# EXERCISE PROMPT
Each line of the listing must be transcribed exactly, except for the images, which should be excluded.

# ITEMS

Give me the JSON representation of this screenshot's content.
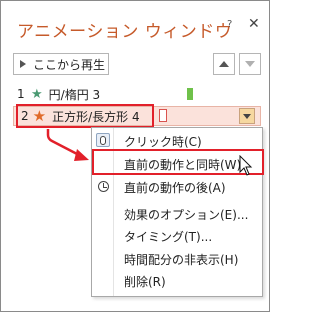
{
  "pane": {
    "title": "アニメーション ウィンドウ",
    "help_glyph": "?",
    "close_glyph": "✕"
  },
  "toolbar": {
    "play_label": "ここから再生",
    "move_up_icon": "triangle-up-icon",
    "move_down_icon": "triangle-down-icon"
  },
  "animation_list": [
    {
      "number": "1",
      "icon": "star-icon",
      "star_color": "#4a9a72",
      "label": "円/楕円 3",
      "timeline_color": "#6fc14a"
    },
    {
      "number": "2",
      "icon": "star-icon",
      "star_color": "#e06a2a",
      "label": "正方形/長方形 4",
      "timeline_color": "#d9534f",
      "selected": true
    }
  ],
  "star_glyph": "★",
  "context_menu": {
    "items": [
      {
        "label": "クリック時(C)",
        "icon": "mouse-icon"
      },
      {
        "label": "直前の動作と同時(W)",
        "highlighted": true
      },
      {
        "label": "直前の動作の後(A)",
        "icon": "clock-icon"
      },
      {
        "label": "効果のオプション(E)..."
      },
      {
        "label": "タイミング(T)..."
      },
      {
        "label": "時間配分の非表示(H)"
      },
      {
        "label": "削除(R)"
      }
    ]
  },
  "colors": {
    "title": "#c65a2a",
    "highlight_border": "#e2202a",
    "selected_row_bg": "#fbe2db",
    "menu_highlight_bg": "#fce2d6"
  }
}
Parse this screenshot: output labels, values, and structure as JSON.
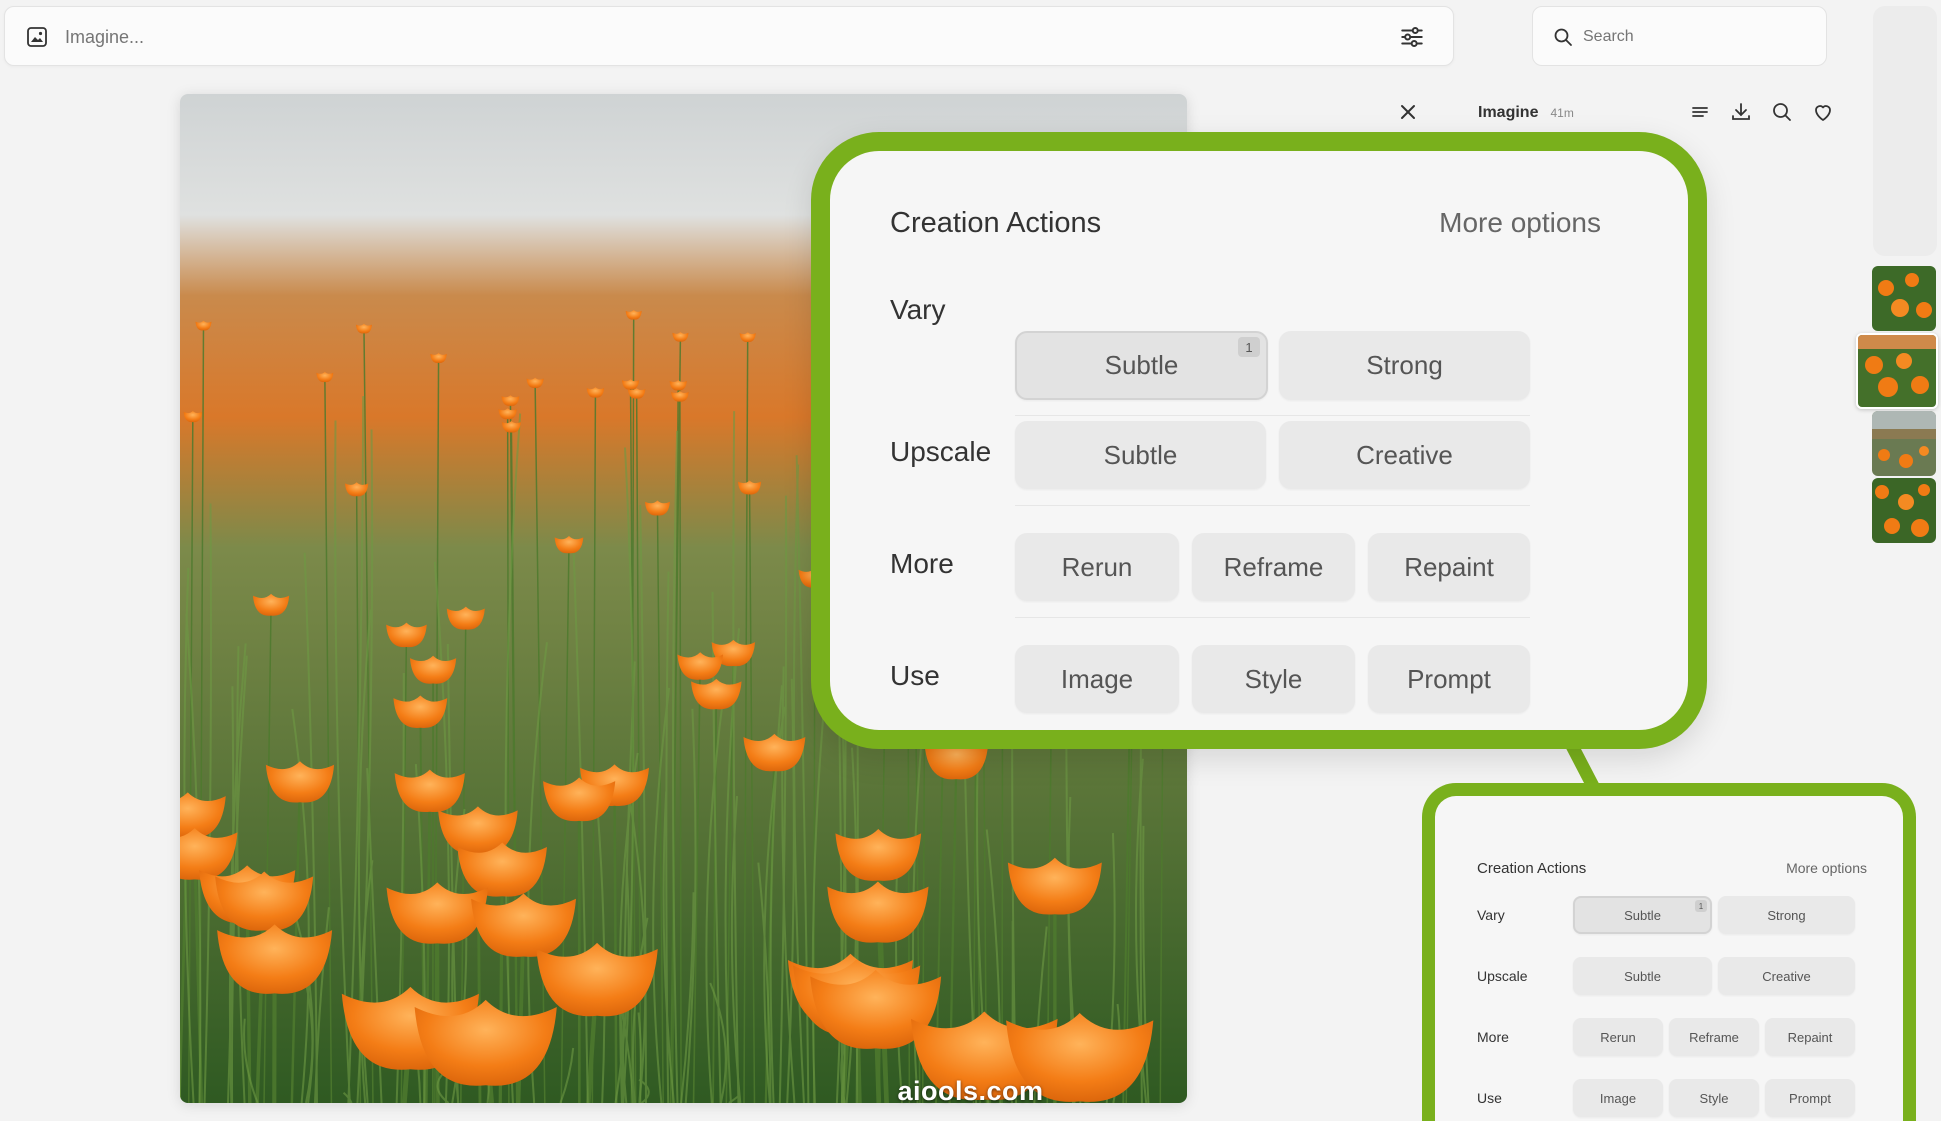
{
  "topbar": {
    "prompt_placeholder": "Imagine...",
    "search_placeholder": "Search"
  },
  "job": {
    "title": "Imagine",
    "time": "41m"
  },
  "watermark": "aiools.com",
  "creation_actions": {
    "title": "Creation Actions",
    "more_options": "More options",
    "rows": [
      {
        "label": "Vary",
        "buttons": [
          "Subtle",
          "Strong"
        ]
      },
      {
        "label": "Upscale",
        "buttons": [
          "Subtle",
          "Creative"
        ]
      },
      {
        "label": "More",
        "buttons": [
          "Rerun",
          "Reframe",
          "Repaint"
        ]
      },
      {
        "label": "Use",
        "buttons": [
          "Image",
          "Style",
          "Prompt"
        ]
      }
    ],
    "selected_badge": "1"
  },
  "colors": {
    "highlight": "#79b01c",
    "poppy": "#f07b14",
    "stem": "#4e7a2e"
  },
  "icons": {
    "prompt": "image-icon",
    "settings": "sliders-icon",
    "search": "search-icon",
    "close": "close-icon",
    "menu": "menu-icon",
    "download": "download-icon",
    "zoom": "search-icon",
    "favorite": "heart-icon"
  }
}
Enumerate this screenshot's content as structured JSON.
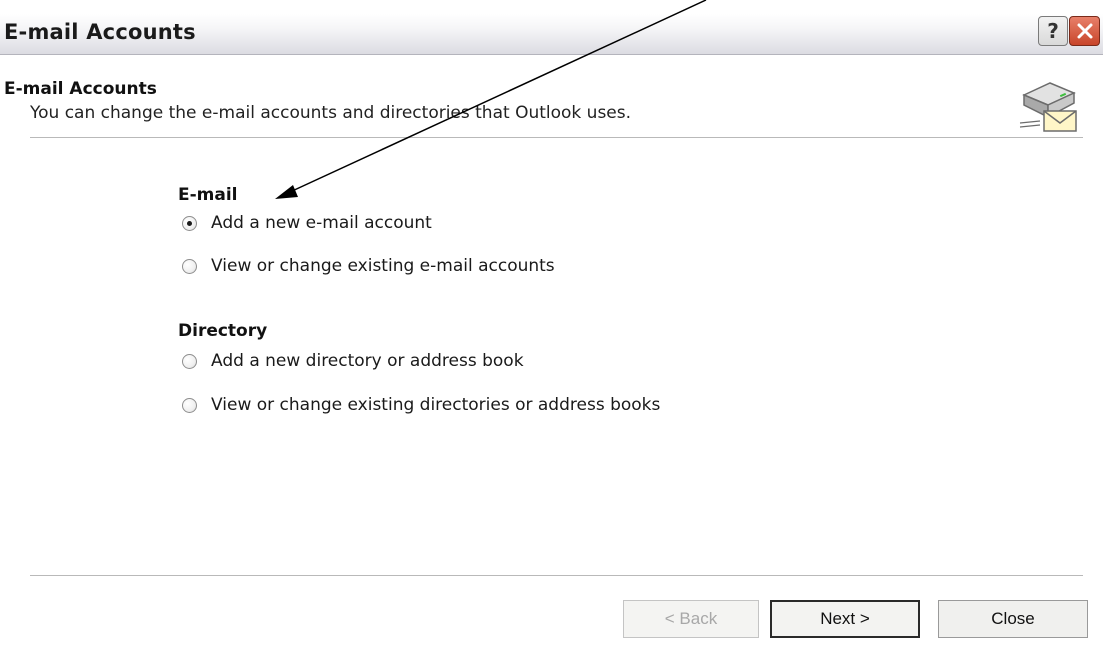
{
  "window": {
    "title": "E-mail Accounts",
    "help_symbol": "?"
  },
  "header": {
    "title": "E-mail Accounts",
    "description": "You can change the e-mail accounts and directories that Outlook uses.",
    "icon": "mail-server-icon"
  },
  "email_group": {
    "label": "E-mail",
    "options": [
      {
        "label": "Add a new e-mail account",
        "selected": true
      },
      {
        "label": "View or change existing e-mail accounts",
        "selected": false
      }
    ]
  },
  "directory_group": {
    "label": "Directory",
    "options": [
      {
        "label": "Add a new directory or address book",
        "selected": false
      },
      {
        "label": "View or change existing directories or address books",
        "selected": false
      }
    ]
  },
  "buttons": {
    "back": "< Back",
    "next": "Next >",
    "close": "Close"
  },
  "colors": {
    "close_button": "#c8452a",
    "annotation_arrow": "#000000"
  }
}
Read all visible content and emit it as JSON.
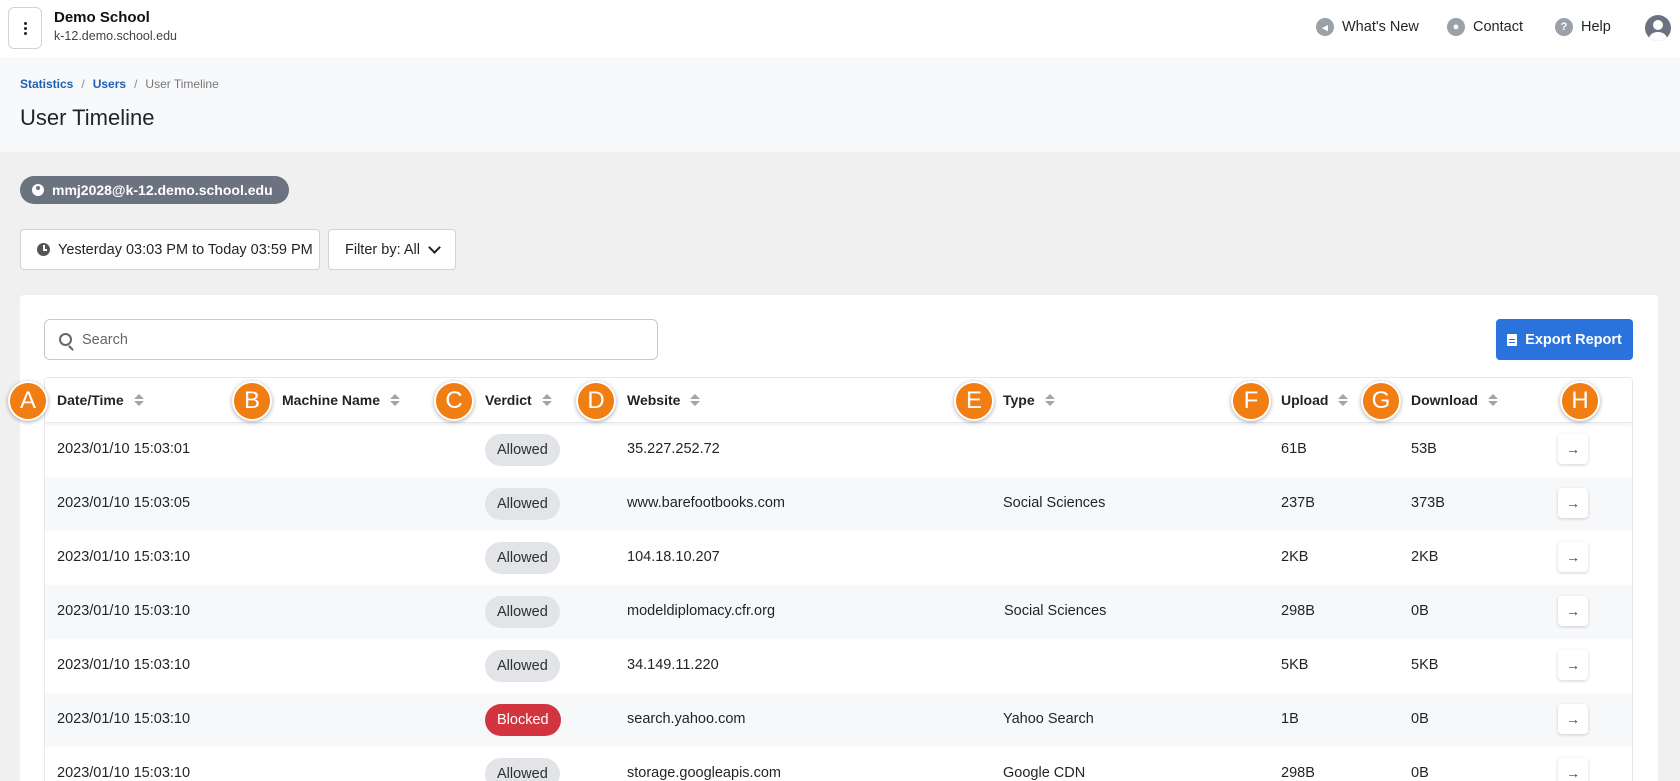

# ANSWER FOR THE TASK
Give me the JSON representation of this screenshot's content.
{
  "pane": {
    "title": "アニメーション ウィンドウ",
    "help_glyph": "?",
    "close_glyph": "✕"
  },
  "toolbar": {
    "play_label": "ここから再生",
    "move_up_icon": "triangle-up-icon",
    "move_down_icon": "triangle-down-icon"
  },
  "animation_list": [
    {
      "number": "1",
      "icon": "star-icon",
      "star_color": "#4a9a72",
      "label": "円/楕円 3",
      "timeline_color": "#6fc14a"
    },
    {
      "number": "2",
      "icon": "star-icon",
      "star_color": "#e06a2a",
      "label": "正方形/長方形 4",
      "timeline_color": "#d9534f",
      "selected": true
    }
  ],
  "star_glyph": "★",
  "context_menu": {
    "items": [
      {
        "label": "クリック時(C)",
        "icon": "mouse-icon"
      },
      {
        "label": "直前の動作と同時(W)",
        "highlighted": true
      },
      {
        "label": "直前の動作の後(A)",
        "icon": "clock-icon"
      },
      {
        "label": "効果のオプション(E)..."
      },
      {
        "label": "タイミング(T)..."
      },
      {
        "label": "時間配分の非表示(H)"
      },
      {
        "label": "削除(R)"
      }
    ]
  },
  "colors": {
    "title": "#c65a2a",
    "highlight_border": "#e2202a",
    "selected_row_bg": "#fbe2db",
    "menu_highlight_bg": "#fce2d6"
  }
}
Parse this screenshot: output labels, values, and structure as JSON.
{
  "topbar": {
    "prompt_placeholder": "Imagine...",
    "search_placeholder": "Search"
  },
  "job": {
    "title": "Imagine",
    "time": "41m"
  },
  "watermark": "aiools.com",
  "creation_actions": {
    "title": "Creation Actions",
    "more_options": "More options",
    "rows": [
      {
        "label": "Vary",
        "buttons": [
          "Subtle",
          "Strong"
        ]
      },
      {
        "label": "Upscale",
        "buttons": [
          "Subtle",
          "Creative"
        ]
      },
      {
        "label": "More",
        "buttons": [
          "Rerun",
          "Reframe",
          "Repaint"
        ]
      },
      {
        "label": "Use",
        "buttons": [
          "Image",
          "Style",
          "Prompt"
        ]
      }
    ],
    "selected_badge": "1"
  },
  "colors": {
    "highlight": "#79b01c",
    "poppy": "#f07b14",
    "stem": "#4e7a2e"
  },
  "icons": {
    "prompt": "image-icon",
    "settings": "sliders-icon",
    "search": "search-icon",
    "close": "close-icon",
    "menu": "menu-icon",
    "download": "download-icon",
    "zoom": "search-icon",
    "favorite": "heart-icon"
  }
}
Enumerate this screenshot's content as structured JSON.
{
  "window": {
    "title": "E-mail Accounts",
    "help_symbol": "?"
  },
  "header": {
    "title": "E-mail Accounts",
    "description": "You can change the e-mail accounts and directories that Outlook uses.",
    "icon": "mail-server-icon"
  },
  "email_group": {
    "label": "E-mail",
    "options": [
      {
        "label": "Add a new e-mail account",
        "selected": true
      },
      {
        "label": "View or change existing e-mail accounts",
        "selected": false
      }
    ]
  },
  "directory_group": {
    "label": "Directory",
    "options": [
      {
        "label": "Add a new directory or address book",
        "selected": false
      },
      {
        "label": "View or change existing directories or address books",
        "selected": false
      }
    ]
  },
  "buttons": {
    "back": "< Back",
    "next": "Next >",
    "close": "Close"
  },
  "colors": {
    "close_button": "#c8452a",
    "annotation_arrow": "#000000"
  }
}
Read all visible content and emit it as JSON.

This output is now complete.